Short task: Copy the data below from the line that contains "What elements are" through the line that contains "table-cell: + — [307, 328, 408, 357]", including both of those lines. Leave out any pictures.

Raw records:
+===+

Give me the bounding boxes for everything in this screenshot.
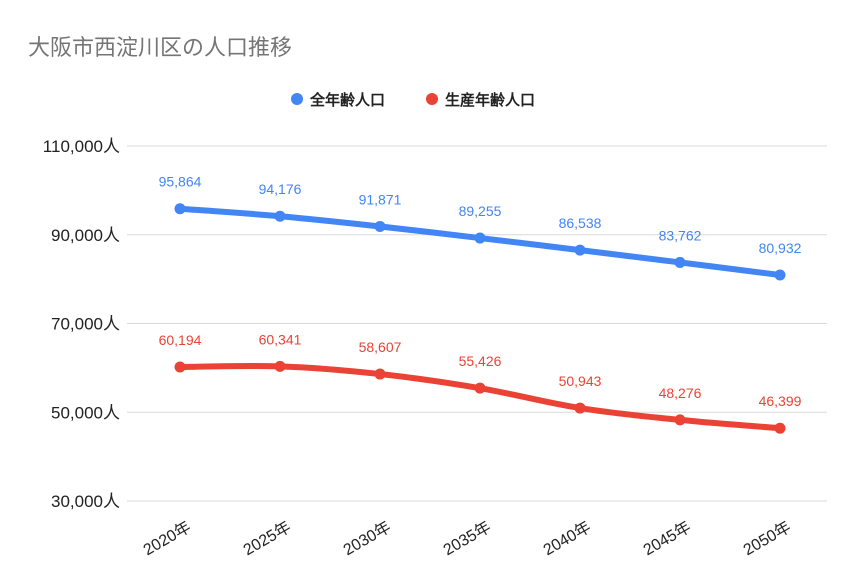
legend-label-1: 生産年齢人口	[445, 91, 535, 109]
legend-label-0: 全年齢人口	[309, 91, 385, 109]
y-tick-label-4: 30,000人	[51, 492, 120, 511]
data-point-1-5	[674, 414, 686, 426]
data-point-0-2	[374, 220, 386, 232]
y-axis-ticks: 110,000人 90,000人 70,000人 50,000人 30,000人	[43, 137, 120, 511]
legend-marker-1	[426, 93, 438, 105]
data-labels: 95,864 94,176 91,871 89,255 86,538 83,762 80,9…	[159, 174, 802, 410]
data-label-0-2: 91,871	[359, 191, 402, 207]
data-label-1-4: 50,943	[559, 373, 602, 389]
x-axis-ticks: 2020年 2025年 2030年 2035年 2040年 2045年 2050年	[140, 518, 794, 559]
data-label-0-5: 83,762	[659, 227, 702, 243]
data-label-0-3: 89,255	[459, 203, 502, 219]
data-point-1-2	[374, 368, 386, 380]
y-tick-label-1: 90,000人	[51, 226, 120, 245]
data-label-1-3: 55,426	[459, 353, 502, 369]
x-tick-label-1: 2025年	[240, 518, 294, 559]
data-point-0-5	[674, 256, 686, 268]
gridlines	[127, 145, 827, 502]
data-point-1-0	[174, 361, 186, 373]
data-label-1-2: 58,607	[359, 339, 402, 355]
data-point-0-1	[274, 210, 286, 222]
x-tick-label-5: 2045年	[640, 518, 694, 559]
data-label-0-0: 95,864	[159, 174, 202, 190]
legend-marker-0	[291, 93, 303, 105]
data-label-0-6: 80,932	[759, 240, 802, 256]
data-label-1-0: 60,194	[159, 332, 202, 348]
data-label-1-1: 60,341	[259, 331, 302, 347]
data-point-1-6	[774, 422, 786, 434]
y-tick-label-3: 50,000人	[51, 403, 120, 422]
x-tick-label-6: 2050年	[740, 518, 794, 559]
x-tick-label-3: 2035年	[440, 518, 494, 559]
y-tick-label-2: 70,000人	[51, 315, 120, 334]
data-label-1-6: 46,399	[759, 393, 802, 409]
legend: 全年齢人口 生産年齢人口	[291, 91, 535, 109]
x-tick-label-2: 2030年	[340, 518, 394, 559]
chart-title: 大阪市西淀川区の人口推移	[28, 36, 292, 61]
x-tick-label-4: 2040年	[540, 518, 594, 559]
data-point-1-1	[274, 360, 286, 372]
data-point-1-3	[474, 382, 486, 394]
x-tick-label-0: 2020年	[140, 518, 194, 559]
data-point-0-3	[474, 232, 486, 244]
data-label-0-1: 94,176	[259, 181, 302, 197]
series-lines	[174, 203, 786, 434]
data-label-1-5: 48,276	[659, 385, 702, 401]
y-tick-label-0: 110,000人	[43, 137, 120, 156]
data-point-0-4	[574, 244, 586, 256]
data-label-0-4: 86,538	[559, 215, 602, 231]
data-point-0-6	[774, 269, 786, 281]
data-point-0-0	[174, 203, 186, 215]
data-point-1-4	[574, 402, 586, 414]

+===+

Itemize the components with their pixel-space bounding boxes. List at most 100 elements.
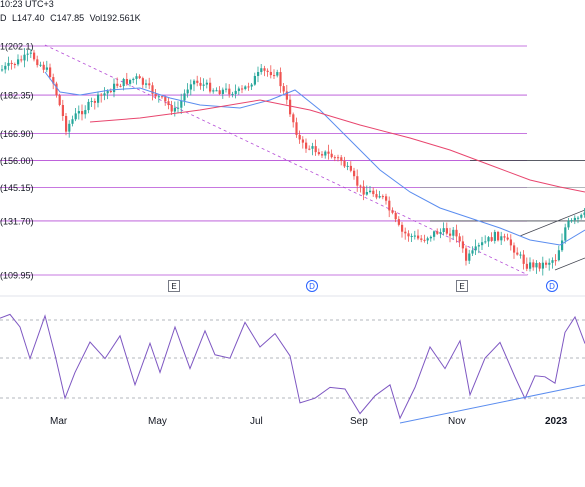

+===+

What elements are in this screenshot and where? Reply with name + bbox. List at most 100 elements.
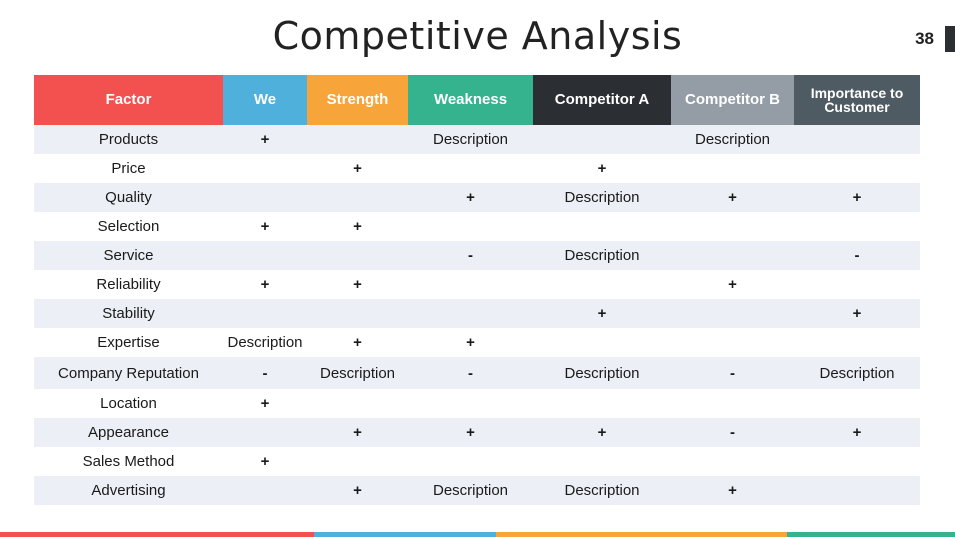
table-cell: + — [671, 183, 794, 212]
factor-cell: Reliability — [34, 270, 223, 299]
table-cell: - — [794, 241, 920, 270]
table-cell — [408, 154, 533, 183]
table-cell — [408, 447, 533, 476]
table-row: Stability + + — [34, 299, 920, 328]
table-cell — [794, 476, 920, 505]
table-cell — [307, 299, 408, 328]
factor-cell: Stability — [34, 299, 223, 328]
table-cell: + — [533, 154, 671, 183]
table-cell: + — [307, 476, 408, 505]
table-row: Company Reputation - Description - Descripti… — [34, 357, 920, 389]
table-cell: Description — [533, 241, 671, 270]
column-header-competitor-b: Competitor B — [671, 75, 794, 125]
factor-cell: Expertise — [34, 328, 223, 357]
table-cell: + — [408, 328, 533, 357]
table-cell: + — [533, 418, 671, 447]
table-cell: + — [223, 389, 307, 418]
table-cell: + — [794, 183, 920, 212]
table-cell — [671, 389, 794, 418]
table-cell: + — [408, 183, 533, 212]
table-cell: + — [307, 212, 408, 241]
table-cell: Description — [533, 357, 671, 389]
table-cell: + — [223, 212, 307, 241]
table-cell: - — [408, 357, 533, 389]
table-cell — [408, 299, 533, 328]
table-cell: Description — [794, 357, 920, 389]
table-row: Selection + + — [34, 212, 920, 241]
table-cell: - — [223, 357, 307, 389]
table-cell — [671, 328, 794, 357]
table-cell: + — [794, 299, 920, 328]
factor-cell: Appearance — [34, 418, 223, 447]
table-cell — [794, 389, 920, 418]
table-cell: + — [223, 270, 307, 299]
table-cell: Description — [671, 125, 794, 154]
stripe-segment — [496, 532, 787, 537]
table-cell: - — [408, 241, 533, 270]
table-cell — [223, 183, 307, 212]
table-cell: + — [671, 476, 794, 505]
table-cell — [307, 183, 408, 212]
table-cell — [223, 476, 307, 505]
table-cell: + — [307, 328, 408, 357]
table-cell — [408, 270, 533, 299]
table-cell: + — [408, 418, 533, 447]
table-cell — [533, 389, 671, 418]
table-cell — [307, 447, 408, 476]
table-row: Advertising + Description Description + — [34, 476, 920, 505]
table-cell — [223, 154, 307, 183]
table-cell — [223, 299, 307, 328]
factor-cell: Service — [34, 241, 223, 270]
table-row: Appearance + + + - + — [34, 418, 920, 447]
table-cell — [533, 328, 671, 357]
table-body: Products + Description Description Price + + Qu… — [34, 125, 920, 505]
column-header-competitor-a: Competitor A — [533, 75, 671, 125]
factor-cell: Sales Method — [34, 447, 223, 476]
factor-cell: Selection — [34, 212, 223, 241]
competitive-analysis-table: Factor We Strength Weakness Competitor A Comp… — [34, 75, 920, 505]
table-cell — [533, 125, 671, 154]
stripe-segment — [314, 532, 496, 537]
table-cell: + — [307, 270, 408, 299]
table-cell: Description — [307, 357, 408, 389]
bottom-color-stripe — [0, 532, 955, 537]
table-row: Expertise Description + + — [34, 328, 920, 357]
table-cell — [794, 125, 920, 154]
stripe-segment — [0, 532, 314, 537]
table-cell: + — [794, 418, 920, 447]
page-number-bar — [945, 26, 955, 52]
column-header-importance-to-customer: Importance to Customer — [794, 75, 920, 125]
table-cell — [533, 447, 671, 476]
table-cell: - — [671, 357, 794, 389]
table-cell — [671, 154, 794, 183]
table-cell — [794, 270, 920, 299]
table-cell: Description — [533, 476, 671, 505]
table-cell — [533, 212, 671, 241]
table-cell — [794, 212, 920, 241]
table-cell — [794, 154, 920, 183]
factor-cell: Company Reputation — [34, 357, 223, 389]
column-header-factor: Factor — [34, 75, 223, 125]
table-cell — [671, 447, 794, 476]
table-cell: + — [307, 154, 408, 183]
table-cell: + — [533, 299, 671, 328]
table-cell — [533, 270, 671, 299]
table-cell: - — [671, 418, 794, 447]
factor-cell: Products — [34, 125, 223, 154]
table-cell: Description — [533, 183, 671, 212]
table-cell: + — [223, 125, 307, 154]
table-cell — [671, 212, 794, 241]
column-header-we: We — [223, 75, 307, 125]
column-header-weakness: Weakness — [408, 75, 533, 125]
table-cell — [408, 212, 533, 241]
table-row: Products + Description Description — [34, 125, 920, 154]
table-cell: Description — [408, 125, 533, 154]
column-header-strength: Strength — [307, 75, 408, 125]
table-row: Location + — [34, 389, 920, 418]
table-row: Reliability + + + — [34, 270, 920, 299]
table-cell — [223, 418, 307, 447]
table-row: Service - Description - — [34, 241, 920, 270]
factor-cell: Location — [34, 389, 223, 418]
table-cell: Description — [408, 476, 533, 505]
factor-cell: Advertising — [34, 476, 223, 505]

+===+

Worked answer:
What elements are in this screenshot and where? Reply with name + bbox. List at most 100 elements.
table-cell: + — [671, 183, 794, 212]
factor-cell: Reliability — [34, 270, 223, 299]
table-cell: - — [794, 241, 920, 270]
table-cell — [408, 154, 533, 183]
table-cell — [408, 447, 533, 476]
table-row: Stability + + — [34, 299, 920, 328]
table-cell — [794, 476, 920, 505]
table-cell — [307, 299, 408, 328]
factor-cell: Stability — [34, 299, 223, 328]
table-cell: + — [533, 154, 671, 183]
table-cell: + — [307, 476, 408, 505]
table-row: Company Reputation - Description - Descripti… — [34, 357, 920, 389]
table-cell: Description — [533, 241, 671, 270]
column-header-competitor-b: Competitor B — [671, 75, 794, 125]
factor-cell: Expertise — [34, 328, 223, 357]
table-cell: + — [408, 328, 533, 357]
table-cell: + — [533, 418, 671, 447]
table-cell: + — [223, 389, 307, 418]
table-cell: + — [794, 183, 920, 212]
table-cell — [671, 389, 794, 418]
table-cell: + — [408, 183, 533, 212]
table-cell: + — [307, 212, 408, 241]
table-cell: Description — [533, 357, 671, 389]
table-cell: + — [223, 212, 307, 241]
table-cell: - — [408, 357, 533, 389]
table-cell — [408, 299, 533, 328]
table-cell: Description — [794, 357, 920, 389]
table-row: Selection + + — [34, 212, 920, 241]
table-cell: - — [223, 357, 307, 389]
table-cell — [671, 328, 794, 357]
table-cell: + — [794, 299, 920, 328]
factor-cell: Appearance — [34, 418, 223, 447]
table-cell — [794, 389, 920, 418]
table-cell: + — [223, 270, 307, 299]
table-cell: Description — [671, 125, 794, 154]
stripe-segment — [496, 532, 787, 537]
table-cell: - — [408, 241, 533, 270]
table-cell — [223, 183, 307, 212]
table-cell: + — [671, 476, 794, 505]
table-cell — [307, 183, 408, 212]
table-cell — [223, 476, 307, 505]
table-cell: + — [307, 328, 408, 357]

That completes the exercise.